* _What is asked_
Extract, from the records beneath this instruction, each line that contains the word "bars".

* _Material for this exercise_

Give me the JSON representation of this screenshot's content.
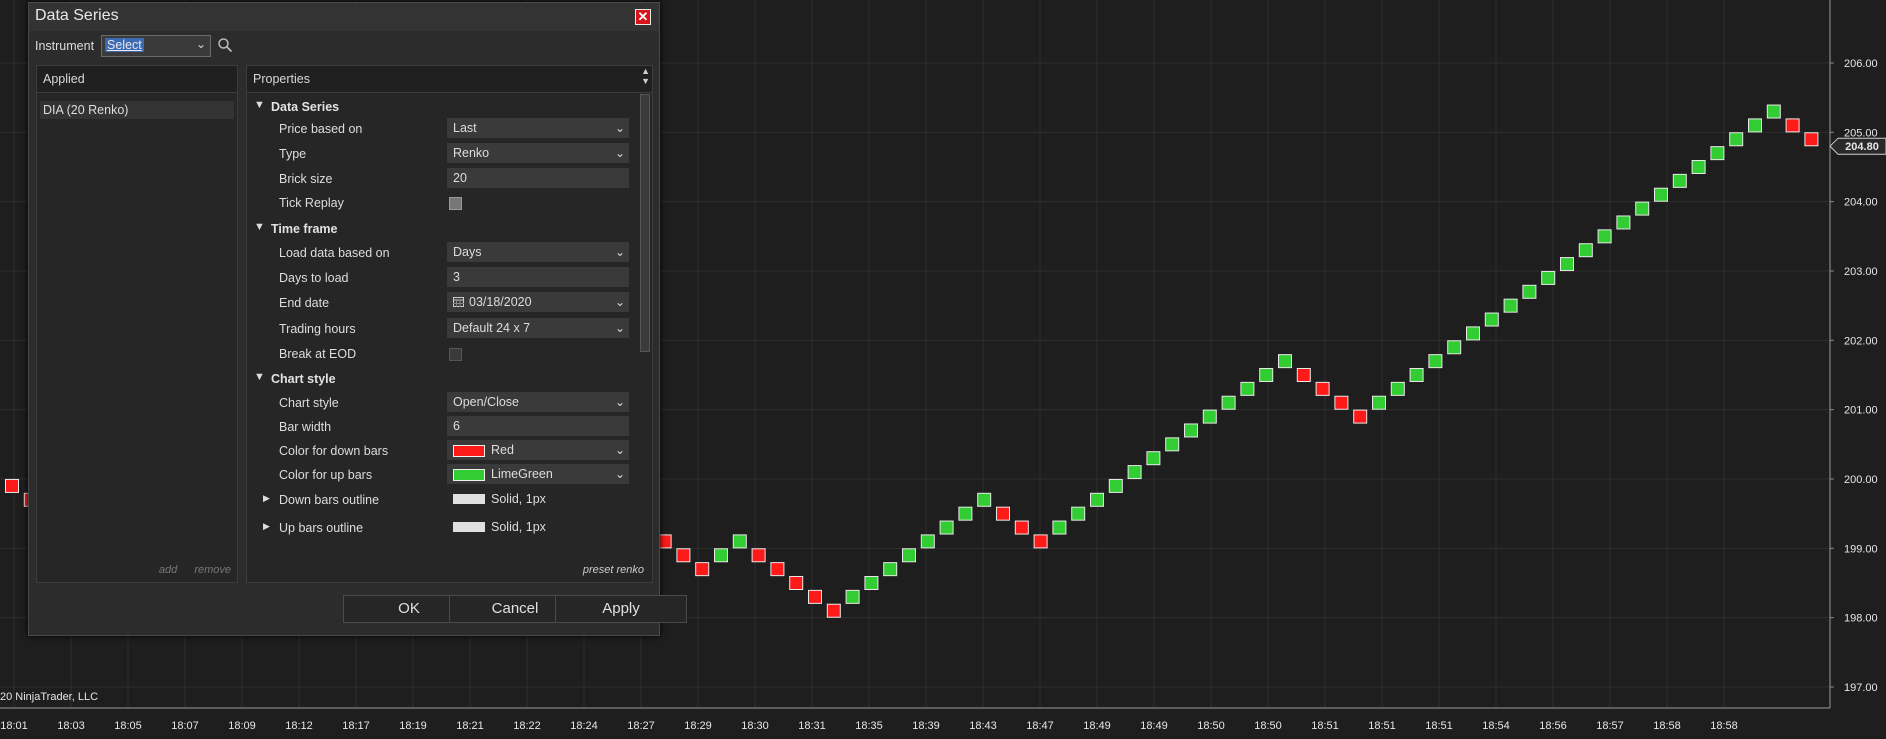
{
  "dialog": {
    "title": "Data Series",
    "close_glyph": "✕",
    "instrument_label": "Instrument",
    "instrument_value": "Select",
    "search_icon": "search-icon",
    "applied_header": "Applied",
    "applied_items": [
      "DIA (20 Renko)"
    ],
    "applied_add": "add",
    "applied_remove": "remove",
    "properties_header": "Properties",
    "preset_label": "preset renko",
    "buttons": {
      "ok": "OK",
      "cancel": "Cancel",
      "apply": "Apply"
    },
    "sections": {
      "data_series": "Data Series",
      "time_frame": "Time frame",
      "chart_style": "Chart style"
    },
    "props": {
      "price_based_on": {
        "label": "Price based on",
        "value": "Last"
      },
      "type": {
        "label": "Type",
        "value": "Renko"
      },
      "brick_size": {
        "label": "Brick size",
        "value": "20"
      },
      "tick_replay": {
        "label": "Tick Replay"
      },
      "load_data_based_on": {
        "label": "Load data based on",
        "value": "Days"
      },
      "days_to_load": {
        "label": "Days to load",
        "value": "3"
      },
      "end_date": {
        "label": "End date",
        "value": "03/18/2020"
      },
      "trading_hours": {
        "label": "Trading hours",
        "value": "Default 24 x 7"
      },
      "break_at_eod": {
        "label": "Break at EOD"
      },
      "chart_style": {
        "label": "Chart style",
        "value": "Open/Close"
      },
      "bar_width": {
        "label": "Bar width",
        "value": "6"
      },
      "color_down": {
        "label": "Color for down bars",
        "value": "Red",
        "color": "#ff1a1a"
      },
      "color_up": {
        "label": "Color for up bars",
        "value": "LimeGreen",
        "color": "#32cd32"
      },
      "down_outline": {
        "label": "Down bars outline",
        "value": "Solid, 1px"
      },
      "up_outline": {
        "label": "Up bars outline",
        "value": "Solid, 1px"
      }
    }
  },
  "chart": {
    "copyright": "20 NinjaTrader, LLC",
    "price_marker": "204.80",
    "colors": {
      "up": "#32cd32",
      "down": "#ff1a1a",
      "background": "#1e1e1e",
      "grid": "#2e2e2e"
    }
  },
  "chart_data": {
    "type": "renko",
    "brick_size": 0.2,
    "ylim": [
      196.8,
      206.3
    ],
    "y_ticks": [
      197.0,
      198.0,
      199.0,
      200.0,
      201.0,
      202.0,
      203.0,
      204.0,
      205.0,
      206.0
    ],
    "x_tick_labels": [
      "18:01",
      "18:03",
      "18:05",
      "18:07",
      "18:09",
      "18:12",
      "18:17",
      "18:19",
      "18:21",
      "18:22",
      "18:24",
      "18:27",
      "18:29",
      "18:30",
      "18:31",
      "18:35",
      "18:39",
      "18:43",
      "18:47",
      "18:49",
      "18:49",
      "18:50",
      "18:50",
      "18:51",
      "18:51",
      "18:51",
      "18:54",
      "18:56",
      "18:57",
      "18:58",
      "18:58"
    ],
    "last_price": 204.8,
    "bricks": [
      {
        "y": 199.9,
        "dir": "down"
      },
      {
        "y": 199.7,
        "dir": "down"
      },
      {
        "y": 199.1,
        "dir": "down"
      },
      {
        "y": 198.9,
        "dir": "down"
      },
      {
        "y": 198.7,
        "dir": "down"
      },
      {
        "y": 198.9,
        "dir": "up"
      },
      {
        "y": 199.1,
        "dir": "up"
      },
      {
        "y": 198.9,
        "dir": "down"
      },
      {
        "y": 198.7,
        "dir": "down"
      },
      {
        "y": 198.5,
        "dir": "down"
      },
      {
        "y": 198.3,
        "dir": "down"
      },
      {
        "y": 198.1,
        "dir": "down"
      },
      {
        "y": 198.3,
        "dir": "up"
      },
      {
        "y": 198.5,
        "dir": "up"
      },
      {
        "y": 198.7,
        "dir": "up"
      },
      {
        "y": 198.9,
        "dir": "up"
      },
      {
        "y": 199.1,
        "dir": "up"
      },
      {
        "y": 199.3,
        "dir": "up"
      },
      {
        "y": 199.5,
        "dir": "up"
      },
      {
        "y": 199.7,
        "dir": "up"
      },
      {
        "y": 199.5,
        "dir": "down"
      },
      {
        "y": 199.3,
        "dir": "down"
      },
      {
        "y": 199.1,
        "dir": "down"
      },
      {
        "y": 199.3,
        "dir": "up"
      },
      {
        "y": 199.5,
        "dir": "up"
      },
      {
        "y": 199.7,
        "dir": "up"
      },
      {
        "y": 199.9,
        "dir": "up"
      },
      {
        "y": 200.1,
        "dir": "up"
      },
      {
        "y": 200.3,
        "dir": "up"
      },
      {
        "y": 200.5,
        "dir": "up"
      },
      {
        "y": 200.7,
        "dir": "up"
      },
      {
        "y": 200.9,
        "dir": "up"
      },
      {
        "y": 201.1,
        "dir": "up"
      },
      {
        "y": 201.3,
        "dir": "up"
      },
      {
        "y": 201.5,
        "dir": "up"
      },
      {
        "y": 201.7,
        "dir": "up"
      },
      {
        "y": 201.5,
        "dir": "down"
      },
      {
        "y": 201.3,
        "dir": "down"
      },
      {
        "y": 201.1,
        "dir": "down"
      },
      {
        "y": 200.9,
        "dir": "down"
      },
      {
        "y": 201.1,
        "dir": "up"
      },
      {
        "y": 201.3,
        "dir": "up"
      },
      {
        "y": 201.5,
        "dir": "up"
      },
      {
        "y": 201.7,
        "dir": "up"
      },
      {
        "y": 201.9,
        "dir": "up"
      },
      {
        "y": 202.1,
        "dir": "up"
      },
      {
        "y": 202.3,
        "dir": "up"
      },
      {
        "y": 202.5,
        "dir": "up"
      },
      {
        "y": 202.7,
        "dir": "up"
      },
      {
        "y": 202.9,
        "dir": "up"
      },
      {
        "y": 203.1,
        "dir": "up"
      },
      {
        "y": 203.3,
        "dir": "up"
      },
      {
        "y": 203.5,
        "dir": "up"
      },
      {
        "y": 203.7,
        "dir": "up"
      },
      {
        "y": 203.9,
        "dir": "up"
      },
      {
        "y": 204.1,
        "dir": "up"
      },
      {
        "y": 204.3,
        "dir": "up"
      },
      {
        "y": 204.5,
        "dir": "up"
      },
      {
        "y": 204.7,
        "dir": "up"
      },
      {
        "y": 204.9,
        "dir": "up"
      },
      {
        "y": 205.1,
        "dir": "up"
      },
      {
        "y": 205.3,
        "dir": "up"
      },
      {
        "y": 205.1,
        "dir": "down"
      },
      {
        "y": 204.9,
        "dir": "down"
      }
    ]
  }
}
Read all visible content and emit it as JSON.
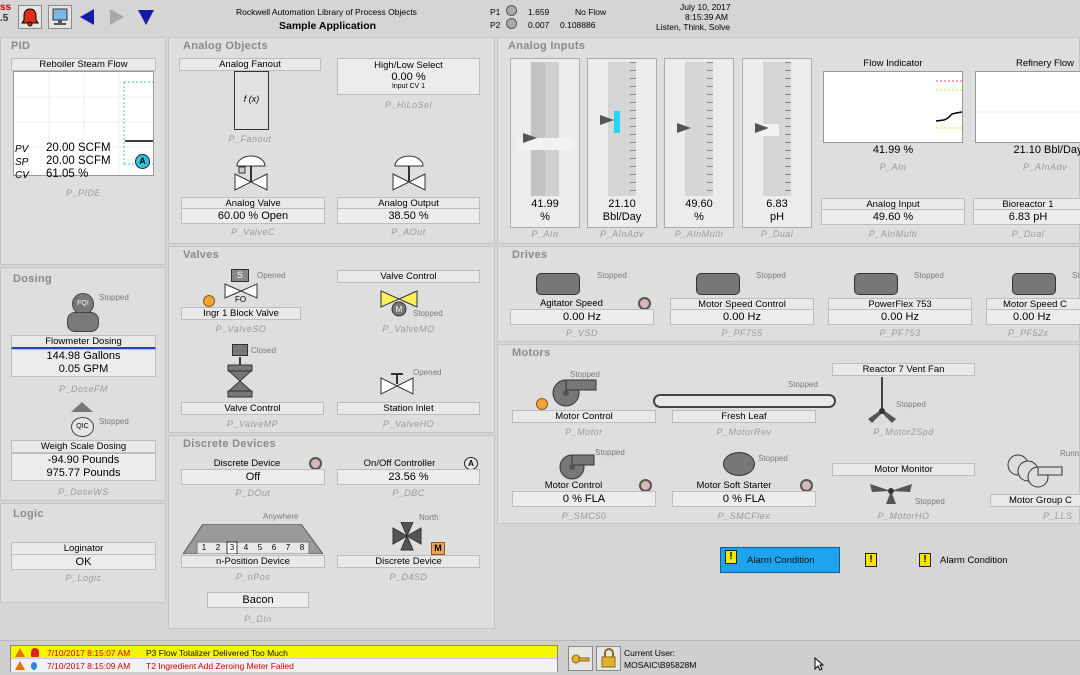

* _Final answer_
        "label": "Color for down bars",
        "label": "Color for up bars",
        "label": "Down bars outline",
        "label": "Up bars outline",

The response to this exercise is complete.